YOUR TASK:
Copy each of the entries below faithfully, setting aside any pictures.

[START OF DATA RECORDS]

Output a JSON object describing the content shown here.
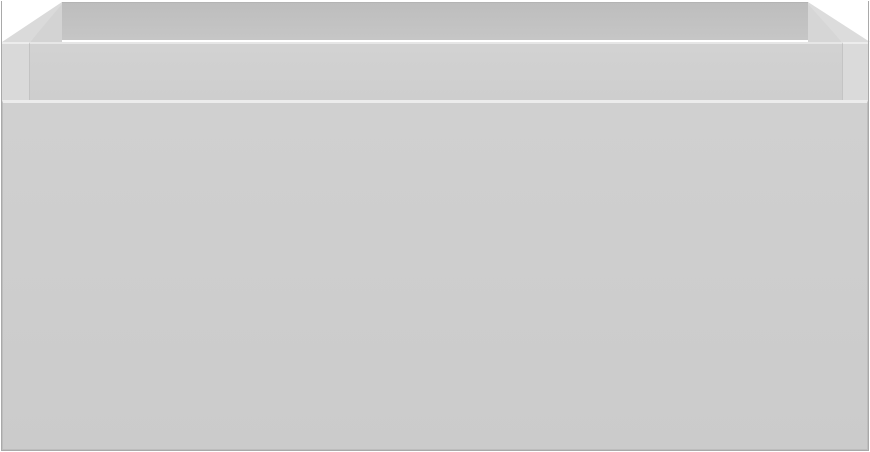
{
  "scene": {
    "subject": "open-top-box",
    "colors": {
      "panel": "#cdcdcd",
      "inner_wall": "#c2c2c2",
      "highlight": "#ececec",
      "edge": "#bdbdbd"
    }
  }
}
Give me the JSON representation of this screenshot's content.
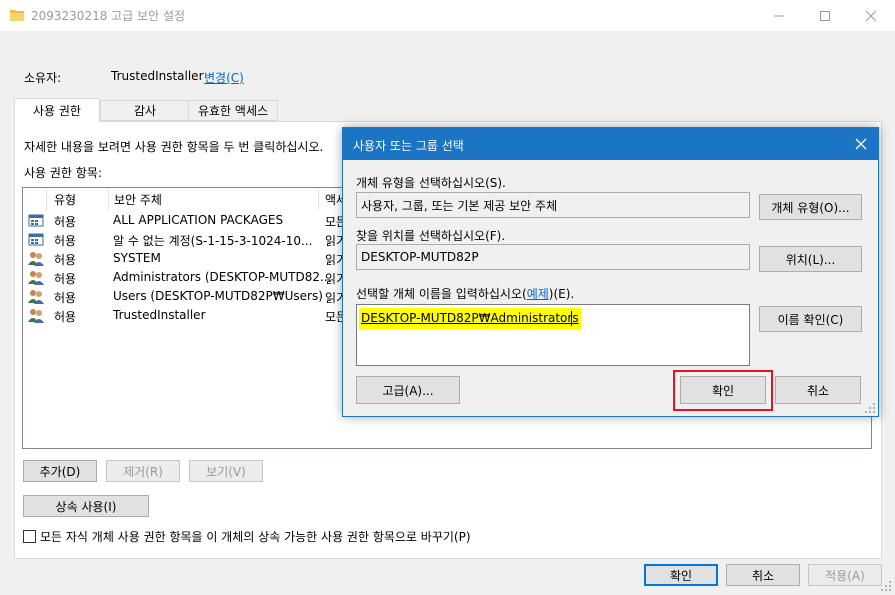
{
  "window": {
    "title": "2093230218 고급 보안 설정",
    "minimize_icon": "minimize-icon",
    "maximize_icon": "maximize-icon",
    "close_icon": "close-icon"
  },
  "owner": {
    "label": "소유자:",
    "value": "TrustedInstaller",
    "change_link": "변경(C)"
  },
  "tabs": [
    {
      "label": "사용 권한",
      "active": true
    },
    {
      "label": "감사",
      "active": false
    },
    {
      "label": "유효한 액세스",
      "active": false
    }
  ],
  "instructions": "자세한 내용을 보려면 사용 권한 항목을 두 번 클릭하십시오.",
  "entries_label": "사용 권한 항목:",
  "columns": [
    "유형",
    "보안 주체",
    "액세"
  ],
  "rows": [
    {
      "icon": "app-package-icon",
      "type": "허용",
      "principal": "ALL APPLICATION PACKAGES",
      "access": "모든"
    },
    {
      "icon": "app-package-icon",
      "type": "허용",
      "principal": "알 수 없는 계정(S-1-15-3-1024-10...",
      "access": "읽기"
    },
    {
      "icon": "users-group-icon",
      "type": "허용",
      "principal": "SYSTEM",
      "access": "읽기"
    },
    {
      "icon": "users-group-icon",
      "type": "허용",
      "principal": "Administrators (DESKTOP-MUTD82...",
      "access": "읽기"
    },
    {
      "icon": "users-group-icon",
      "type": "허용",
      "principal": "Users (DESKTOP-MUTD82P₩Users)",
      "access": "읽기"
    },
    {
      "icon": "users-group-icon",
      "type": "허용",
      "principal": "TrustedInstaller",
      "access": "모든"
    }
  ],
  "list_buttons": {
    "add": "추가(D)",
    "remove": "제거(R)",
    "view": "보기(V)"
  },
  "inherit_button": "상속 사용(I)",
  "replace_checkbox": {
    "label": "모든 자식 개체 사용 권한 항목을 이 개체의 상속 가능한 사용 권한 항목으로 바꾸기(P)",
    "checked": false
  },
  "footer": {
    "ok": "확인",
    "cancel": "취소",
    "apply": "적용(A)"
  },
  "dialog": {
    "title": "사용자 또는 그룹 선택",
    "object_type_label": "개체 유형을 선택하십시오(S).",
    "object_type_value": "사용자, 그룹, 또는 기본 제공 보안 주체",
    "object_type_button": "개체 유형(O)...",
    "location_label": "찾을 위치를 선택하십시오(F).",
    "location_value": "DESKTOP-MUTD82P",
    "location_button": "위치(L)...",
    "name_label_prefix": "선택할 개체 이름을 입력하십시오(",
    "name_label_link": "예제",
    "name_label_suffix": ")(E).",
    "name_value": "DESKTOP-MUTD82P₩Administrators",
    "check_names_button": "이름 확인(C)",
    "advanced_button": "고급(A)...",
    "ok_button": "확인",
    "cancel_button": "취소"
  },
  "colors": {
    "accent": "#1c74c4",
    "highlight": "#ffff00",
    "ok_outline": "#e81123",
    "link": "#0066cc"
  }
}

[END OF DATA RECORDS]

SOLUTION FOR THIS TASK:
Output a JSON object describing the content shown here.
{
  "scene": {
    "subject": "open-top-box",
    "colors": {
      "panel": "#cdcdcd",
      "inner_wall": "#c2c2c2",
      "highlight": "#ececec",
      "edge": "#bdbdbd"
    }
  }
}
Give me the JSON representation of this screenshot's content.
{
  "window": {
    "title": "2093230218 고급 보안 설정",
    "minimize_icon": "minimize-icon",
    "maximize_icon": "maximize-icon",
    "close_icon": "close-icon"
  },
  "owner": {
    "label": "소유자:",
    "value": "TrustedInstaller",
    "change_link": "변경(C)"
  },
  "tabs": [
    {
      "label": "사용 권한",
      "active": true
    },
    {
      "label": "감사",
      "active": false
    },
    {
      "label": "유효한 액세스",
      "active": false
    }
  ],
  "instructions": "자세한 내용을 보려면 사용 권한 항목을 두 번 클릭하십시오.",
  "entries_label": "사용 권한 항목:",
  "columns": [
    "유형",
    "보안 주체",
    "액세"
  ],
  "rows": [
    {
      "icon": "app-package-icon",
      "type": "허용",
      "principal": "ALL APPLICATION PACKAGES",
      "access": "모든"
    },
    {
      "icon": "app-package-icon",
      "type": "허용",
      "principal": "알 수 없는 계정(S-1-15-3-1024-10...",
      "access": "읽기"
    },
    {
      "icon": "users-group-icon",
      "type": "허용",
      "principal": "SYSTEM",
      "access": "읽기"
    },
    {
      "icon": "users-group-icon",
      "type": "허용",
      "principal": "Administrators (DESKTOP-MUTD82...",
      "access": "읽기"
    },
    {
      "icon": "users-group-icon",
      "type": "허용",
      "principal": "Users (DESKTOP-MUTD82P₩Users)",
      "access": "읽기"
    },
    {
      "icon": "users-group-icon",
      "type": "허용",
      "principal": "TrustedInstaller",
      "access": "모든"
    }
  ],
  "list_buttons": {
    "add": "추가(D)",
    "remove": "제거(R)",
    "view": "보기(V)"
  },
  "inherit_button": "상속 사용(I)",
  "replace_checkbox": {
    "label": "모든 자식 개체 사용 권한 항목을 이 개체의 상속 가능한 사용 권한 항목으로 바꾸기(P)",
    "checked": false
  },
  "footer": {
    "ok": "확인",
    "cancel": "취소",
    "apply": "적용(A)"
  },
  "dialog": {
    "title": "사용자 또는 그룹 선택",
    "object_type_label": "개체 유형을 선택하십시오(S).",
    "object_type_value": "사용자, 그룹, 또는 기본 제공 보안 주체",
    "object_type_button": "개체 유형(O)...",
    "location_label": "찾을 위치를 선택하십시오(F).",
    "location_value": "DESKTOP-MUTD82P",
    "location_button": "위치(L)...",
    "name_label_prefix": "선택할 개체 이름을 입력하십시오(",
    "name_label_link": "예제",
    "name_label_suffix": ")(E).",
    "name_value": "DESKTOP-MUTD82P₩Administrators",
    "check_names_button": "이름 확인(C)",
    "advanced_button": "고급(A)...",
    "ok_button": "확인",
    "cancel_button": "취소"
  },
  "colors": {
    "accent": "#1c74c4",
    "highlight": "#ffff00",
    "ok_outline": "#e81123",
    "link": "#0066cc"
  }
}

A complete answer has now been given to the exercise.